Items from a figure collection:
□ □ □
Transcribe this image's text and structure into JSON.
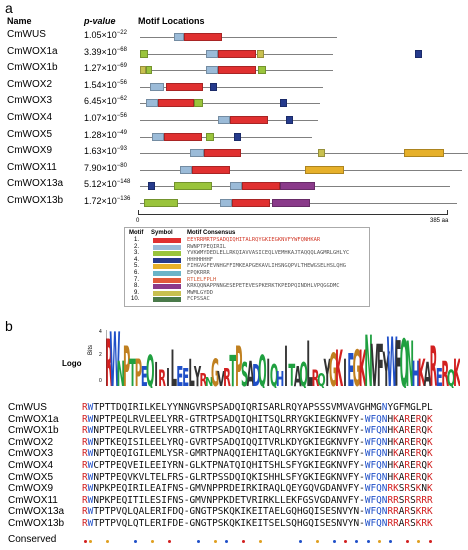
{
  "panel_a": {
    "label": "a",
    "headers": {
      "name": "Name",
      "pvalue": "p-value",
      "motif_locations": "Motif Locations"
    },
    "axis": {
      "start": "0",
      "end": "385 aa"
    },
    "genes": [
      {
        "name": "CmWUS",
        "p_mant": "1.05×10",
        "p_exp": "−22"
      },
      {
        "name": "CmWOX1a",
        "p_mant": "3.39×10",
        "p_exp": "−68"
      },
      {
        "name": "CmWOX1b",
        "p_mant": "1.27×10",
        "p_exp": "−69"
      },
      {
        "name": "CmWOX2",
        "p_mant": "1.54×10",
        "p_exp": "−56"
      },
      {
        "name": "CmWOX3",
        "p_mant": "6.45×10",
        "p_exp": "−62"
      },
      {
        "name": "CmWOX4",
        "p_mant": "1.07×10",
        "p_exp": "−56"
      },
      {
        "name": "CmWOX5",
        "p_mant": "1.28×10",
        "p_exp": "−49"
      },
      {
        "name": "CmWOX9",
        "p_mant": "1.63×10",
        "p_exp": "−93"
      },
      {
        "name": "CmWOX11",
        "p_mant": "7.90×10",
        "p_exp": "−80"
      },
      {
        "name": "CmWOX13a",
        "p_mant": "5.12×10",
        "p_exp": "−148"
      },
      {
        "name": "CmWOX13b",
        "p_mant": "1.72×10",
        "p_exp": "−136"
      }
    ],
    "legend": {
      "headers": {
        "motif": "Motif",
        "symbol": "Symbol",
        "consensus": "Motif Consensus"
      },
      "motifs": [
        {
          "num": "1.",
          "color": "#e03030",
          "consensus": "EEYRRMRTPSADQIQHITALRQYGKIEGKNVFYWFQNHKAR"
        },
        {
          "num": "2.",
          "color": "#9bbbd8",
          "consensus": "RWNPTPEQIRIL"
        },
        {
          "num": "3.",
          "color": "#9ac43c",
          "consensus": "YVKWMYDEDLELLRKQIAVVASICEQLVEMHKAJTAQQQLAGMRLGHLYC"
        },
        {
          "num": "4.",
          "color": "#253a8c",
          "consensus": "HHHHHHHF"
        },
        {
          "num": "5.",
          "color": "#e6b02a",
          "consensus": "FIHGVGFEVNHGFFIMKEAPGEKAVLIHSNGQPVLTHEWGSELHSLQHG"
        },
        {
          "num": "6.",
          "color": "#6ab4c8",
          "consensus": "EPQKRRR"
        },
        {
          "num": "7.",
          "color": "#e05a3a",
          "consensus": "RTLELFPLH"
        },
        {
          "num": "8.",
          "color": "#8a3a8a",
          "consensus": "KRKQQNAPPNNGESEPETEVESPKERKTKPEDPQINDHLVPQGGDMC"
        },
        {
          "num": "9.",
          "color": "#c8c050",
          "consensus": "MWMLGYDD"
        },
        {
          "num": "10.",
          "color": "#4a7a4a",
          "consensus": "FCPSSAC"
        }
      ]
    }
  },
  "panel_b": {
    "label": "b",
    "logo_label": "Logo",
    "bits_label": "Bits",
    "y_ticks": [
      "4",
      "2",
      "0"
    ],
    "sequences": [
      {
        "name": "CmWUS",
        "seq": "RWTPTTDQIRILKELYYNNGVRSPSADQIQRISARLRQYAPSSSVMVAVGHMGNYGFMGLPL"
      },
      {
        "name": "CmWOX1a",
        "seq": "RWNPTPEQLRVLEELYRR-GTRTPSADQIQHITSQLRRYGKIEGKNVFY-WFQNHKARERQK"
      },
      {
        "name": "CmWOX1b",
        "seq": "RWNPTPEQLRVLEELYRR-GTRTPSADQIQHITAQLRRYGKIEGKNVFY-WFQNHKARERQK"
      },
      {
        "name": "CmWOX2",
        "seq": "RWNPTKEQISILEELYRQ-GVRTPSADQIQQITVRLKDYGKIEGKNVFY-WFQNHKARERQK"
      },
      {
        "name": "CmWOX3",
        "seq": "RWNPTQEQIGILEMLYSR-GMRTPNAQQIEHITAQLGKYGKIEGKNVFY-WFQNHKARERQK"
      },
      {
        "name": "CmWOX4",
        "seq": "RWCPTPEQVEILEEIYRN-GLKTPNATQIQHITSHLSFYGKIEGKNVFY-WFQNHKARERQK"
      },
      {
        "name": "CmWOX5",
        "seq": "RWNPTPEQVKVLTELFRS-GLRTPSSDQIQKISHHLSFYGKIEGKNVFY-WFQNHKARERQK"
      },
      {
        "name": "CmWOX9",
        "seq": "RWNPKPEQIRILEAIFNS-GMVNPPRDEIRKIRAQLQEYGQVGDANVFY-WFQNRKSRSKNK"
      },
      {
        "name": "CmWOX11",
        "seq": "RWNPKPEQITILESIFNS-GMVNPPKDETVRIRKLLEKFGSVGDANVFY-WFQNRRSRSRRR"
      },
      {
        "name": "CmWOX13a",
        "seq": "RWTPTPVQLQALERIFDQ-GNGTPSKQKIKEITAELGQHGQISESNVYN-WFQNRRARSKRK"
      },
      {
        "name": "CmWOX13b",
        "seq": "RWTPTPVQLQTLERIFDE-GNGTPSKQKIKEITSELSQHGQISESNVYN-WFQNRRARSKRK"
      }
    ],
    "conserved_label": "Conserved"
  }
}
□ □ □
Go through the records and gather the lines that hold "consensus".

        "consensus": "Motif Consensus"
          "consensus": "EEYRRMRTPSADQIQHITALRQYGKIEGKNVFYWFQNHKAR"
          "consensus": "RWNPTPEQIRIL"
          "consensus": "YVKWMYDEDLELLRKQIAVVASICEQLVEMHKAJTAQQQLAGMRLGHLYC"
          "consensus": "HHHHHHHF"
          "consensus": "FIHGVGFEVNHGFFIMKEAPGEKAVLIHSNGQPVLTHEWGSELHSLQHG"
          "consensus": "EPQKRRR"
          "consensus": "RTLELFPLH"
          "consensus": "KRKQQNAPPNNGESEPETEVESPKERKTKPEDPQINDHLVPQGGDMC"
          "consensus": "MWMLGYDD"
          "consensus": "FCPSSAC"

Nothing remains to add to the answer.